━━━ Entries shown ━━━

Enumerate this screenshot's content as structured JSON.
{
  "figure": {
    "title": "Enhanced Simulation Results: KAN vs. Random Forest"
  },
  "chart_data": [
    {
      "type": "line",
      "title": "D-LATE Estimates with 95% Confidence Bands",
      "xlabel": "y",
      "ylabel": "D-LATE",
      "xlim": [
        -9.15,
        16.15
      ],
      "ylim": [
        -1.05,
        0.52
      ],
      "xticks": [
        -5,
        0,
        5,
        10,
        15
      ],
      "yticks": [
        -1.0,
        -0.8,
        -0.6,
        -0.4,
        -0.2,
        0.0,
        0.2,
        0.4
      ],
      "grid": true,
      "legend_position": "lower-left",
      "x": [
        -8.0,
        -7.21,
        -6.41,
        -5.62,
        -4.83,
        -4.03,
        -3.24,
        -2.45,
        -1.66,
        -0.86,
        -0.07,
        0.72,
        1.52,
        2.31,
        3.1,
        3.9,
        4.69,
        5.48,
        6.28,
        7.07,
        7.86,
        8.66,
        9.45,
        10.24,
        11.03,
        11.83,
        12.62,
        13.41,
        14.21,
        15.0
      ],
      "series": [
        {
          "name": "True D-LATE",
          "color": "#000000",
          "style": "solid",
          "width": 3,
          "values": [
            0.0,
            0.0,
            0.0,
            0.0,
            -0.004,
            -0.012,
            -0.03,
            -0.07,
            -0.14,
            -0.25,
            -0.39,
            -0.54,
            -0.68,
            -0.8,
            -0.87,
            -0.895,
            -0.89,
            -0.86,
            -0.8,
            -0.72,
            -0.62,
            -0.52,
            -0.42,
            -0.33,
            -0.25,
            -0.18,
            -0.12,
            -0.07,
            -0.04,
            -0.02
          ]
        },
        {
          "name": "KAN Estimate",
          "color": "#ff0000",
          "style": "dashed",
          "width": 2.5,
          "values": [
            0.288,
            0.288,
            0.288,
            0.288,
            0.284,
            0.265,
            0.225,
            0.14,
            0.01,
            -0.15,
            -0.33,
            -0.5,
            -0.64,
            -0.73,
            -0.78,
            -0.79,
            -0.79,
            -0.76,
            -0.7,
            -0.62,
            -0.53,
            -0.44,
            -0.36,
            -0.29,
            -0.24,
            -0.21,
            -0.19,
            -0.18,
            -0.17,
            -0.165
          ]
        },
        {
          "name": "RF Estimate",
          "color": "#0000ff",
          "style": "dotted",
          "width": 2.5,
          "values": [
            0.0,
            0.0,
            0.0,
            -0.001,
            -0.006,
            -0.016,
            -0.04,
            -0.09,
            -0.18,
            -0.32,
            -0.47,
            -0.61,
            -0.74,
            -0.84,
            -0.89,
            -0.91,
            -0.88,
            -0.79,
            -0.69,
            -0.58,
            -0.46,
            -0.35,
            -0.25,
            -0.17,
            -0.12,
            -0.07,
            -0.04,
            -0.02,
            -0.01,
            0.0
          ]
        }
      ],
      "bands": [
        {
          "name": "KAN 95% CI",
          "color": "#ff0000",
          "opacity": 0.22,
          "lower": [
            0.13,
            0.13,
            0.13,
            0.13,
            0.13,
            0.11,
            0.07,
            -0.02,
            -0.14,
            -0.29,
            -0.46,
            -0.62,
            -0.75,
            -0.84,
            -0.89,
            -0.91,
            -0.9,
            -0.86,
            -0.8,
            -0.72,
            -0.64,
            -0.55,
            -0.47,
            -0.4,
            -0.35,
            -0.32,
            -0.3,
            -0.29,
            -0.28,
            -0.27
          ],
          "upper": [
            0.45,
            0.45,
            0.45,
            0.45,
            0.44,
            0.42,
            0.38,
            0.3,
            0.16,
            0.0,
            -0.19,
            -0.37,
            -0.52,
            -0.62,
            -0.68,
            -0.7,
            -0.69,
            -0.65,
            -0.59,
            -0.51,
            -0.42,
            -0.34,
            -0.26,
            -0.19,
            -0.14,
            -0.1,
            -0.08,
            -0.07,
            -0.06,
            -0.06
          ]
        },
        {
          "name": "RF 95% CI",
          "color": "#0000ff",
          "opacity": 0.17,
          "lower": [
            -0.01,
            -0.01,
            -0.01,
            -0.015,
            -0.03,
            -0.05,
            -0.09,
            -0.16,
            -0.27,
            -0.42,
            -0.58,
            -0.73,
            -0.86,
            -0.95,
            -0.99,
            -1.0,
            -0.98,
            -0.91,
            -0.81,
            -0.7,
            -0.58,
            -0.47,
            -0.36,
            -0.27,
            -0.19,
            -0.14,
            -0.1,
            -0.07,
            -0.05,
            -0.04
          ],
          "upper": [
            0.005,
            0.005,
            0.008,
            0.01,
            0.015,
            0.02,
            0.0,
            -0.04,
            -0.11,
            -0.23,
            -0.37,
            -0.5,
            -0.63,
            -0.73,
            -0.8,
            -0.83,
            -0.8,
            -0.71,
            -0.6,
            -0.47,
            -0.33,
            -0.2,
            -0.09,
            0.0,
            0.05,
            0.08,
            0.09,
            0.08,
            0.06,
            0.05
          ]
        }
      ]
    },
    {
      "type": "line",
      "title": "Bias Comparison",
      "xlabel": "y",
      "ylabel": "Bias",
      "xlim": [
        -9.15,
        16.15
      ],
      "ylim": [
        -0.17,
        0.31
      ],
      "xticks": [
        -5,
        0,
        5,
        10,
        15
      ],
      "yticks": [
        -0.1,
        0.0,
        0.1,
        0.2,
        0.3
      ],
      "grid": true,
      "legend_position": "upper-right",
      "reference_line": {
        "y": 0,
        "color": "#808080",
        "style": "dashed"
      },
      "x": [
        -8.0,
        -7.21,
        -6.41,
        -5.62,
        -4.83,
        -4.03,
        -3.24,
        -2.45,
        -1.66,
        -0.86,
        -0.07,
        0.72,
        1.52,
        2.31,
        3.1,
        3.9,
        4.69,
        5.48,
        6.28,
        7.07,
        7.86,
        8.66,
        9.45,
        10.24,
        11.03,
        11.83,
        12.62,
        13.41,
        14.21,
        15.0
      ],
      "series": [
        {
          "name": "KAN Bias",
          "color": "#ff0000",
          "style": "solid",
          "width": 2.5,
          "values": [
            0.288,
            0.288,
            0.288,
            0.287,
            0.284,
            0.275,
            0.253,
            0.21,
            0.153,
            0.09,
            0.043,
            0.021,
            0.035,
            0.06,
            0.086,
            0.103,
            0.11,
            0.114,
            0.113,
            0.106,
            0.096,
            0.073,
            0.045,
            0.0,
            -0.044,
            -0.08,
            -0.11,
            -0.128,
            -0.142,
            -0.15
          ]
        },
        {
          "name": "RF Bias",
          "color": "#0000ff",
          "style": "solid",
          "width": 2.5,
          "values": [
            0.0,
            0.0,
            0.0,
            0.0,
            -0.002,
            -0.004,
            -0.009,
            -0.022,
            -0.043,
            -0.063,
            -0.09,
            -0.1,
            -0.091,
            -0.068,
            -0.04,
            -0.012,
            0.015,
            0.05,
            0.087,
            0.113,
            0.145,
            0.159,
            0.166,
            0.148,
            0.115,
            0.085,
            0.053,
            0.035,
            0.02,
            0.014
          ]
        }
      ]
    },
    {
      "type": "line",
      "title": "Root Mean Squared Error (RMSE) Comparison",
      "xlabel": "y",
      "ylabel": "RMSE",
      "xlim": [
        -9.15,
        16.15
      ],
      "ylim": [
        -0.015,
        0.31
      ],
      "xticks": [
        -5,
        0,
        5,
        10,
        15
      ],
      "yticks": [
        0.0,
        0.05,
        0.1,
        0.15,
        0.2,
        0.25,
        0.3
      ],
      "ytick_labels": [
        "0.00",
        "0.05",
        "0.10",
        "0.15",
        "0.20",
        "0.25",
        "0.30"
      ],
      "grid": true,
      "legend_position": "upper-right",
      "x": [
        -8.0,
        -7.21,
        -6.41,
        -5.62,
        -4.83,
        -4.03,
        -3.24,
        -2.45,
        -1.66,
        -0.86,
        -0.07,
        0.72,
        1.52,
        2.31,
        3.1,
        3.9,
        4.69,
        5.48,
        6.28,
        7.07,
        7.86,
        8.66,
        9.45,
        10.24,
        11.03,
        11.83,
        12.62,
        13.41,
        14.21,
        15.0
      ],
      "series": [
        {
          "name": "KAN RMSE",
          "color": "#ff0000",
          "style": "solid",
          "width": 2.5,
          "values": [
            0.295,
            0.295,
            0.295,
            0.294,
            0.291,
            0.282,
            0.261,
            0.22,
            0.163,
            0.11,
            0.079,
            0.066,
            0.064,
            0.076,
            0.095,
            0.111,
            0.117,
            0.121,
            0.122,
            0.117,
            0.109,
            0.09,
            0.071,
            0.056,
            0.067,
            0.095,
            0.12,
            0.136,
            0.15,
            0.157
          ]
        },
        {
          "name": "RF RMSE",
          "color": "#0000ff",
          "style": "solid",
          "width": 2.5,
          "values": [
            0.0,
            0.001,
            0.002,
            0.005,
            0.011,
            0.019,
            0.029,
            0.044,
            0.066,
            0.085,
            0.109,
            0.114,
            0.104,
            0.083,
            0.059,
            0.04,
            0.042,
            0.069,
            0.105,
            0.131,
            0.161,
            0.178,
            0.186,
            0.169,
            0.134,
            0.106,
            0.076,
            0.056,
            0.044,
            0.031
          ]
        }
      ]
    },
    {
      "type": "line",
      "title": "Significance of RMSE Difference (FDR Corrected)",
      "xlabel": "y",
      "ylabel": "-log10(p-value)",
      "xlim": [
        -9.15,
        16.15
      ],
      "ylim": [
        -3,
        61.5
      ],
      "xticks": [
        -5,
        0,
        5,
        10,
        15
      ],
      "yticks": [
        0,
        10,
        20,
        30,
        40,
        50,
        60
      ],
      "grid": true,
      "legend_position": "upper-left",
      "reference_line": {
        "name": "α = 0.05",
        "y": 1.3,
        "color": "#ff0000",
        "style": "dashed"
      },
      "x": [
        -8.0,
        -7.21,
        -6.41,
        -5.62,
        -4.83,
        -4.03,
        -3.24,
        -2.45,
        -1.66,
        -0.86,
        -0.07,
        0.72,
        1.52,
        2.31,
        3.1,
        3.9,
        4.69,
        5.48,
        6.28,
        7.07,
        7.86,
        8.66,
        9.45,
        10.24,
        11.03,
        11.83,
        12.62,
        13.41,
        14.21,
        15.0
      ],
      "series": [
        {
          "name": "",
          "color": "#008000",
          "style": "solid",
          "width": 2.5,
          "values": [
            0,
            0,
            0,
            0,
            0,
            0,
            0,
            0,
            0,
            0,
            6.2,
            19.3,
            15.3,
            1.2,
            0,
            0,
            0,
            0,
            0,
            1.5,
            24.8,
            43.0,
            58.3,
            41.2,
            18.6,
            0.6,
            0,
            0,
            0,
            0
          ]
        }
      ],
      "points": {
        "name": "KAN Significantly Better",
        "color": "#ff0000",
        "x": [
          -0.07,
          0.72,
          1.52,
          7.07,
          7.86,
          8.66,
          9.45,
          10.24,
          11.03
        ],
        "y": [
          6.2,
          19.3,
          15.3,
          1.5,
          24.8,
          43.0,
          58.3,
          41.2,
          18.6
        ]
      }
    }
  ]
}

━━━

▶ **What to produce**: Count the lines in the records above that hold the word "LATE", and give only that number.

▶ **Exercise output**: 3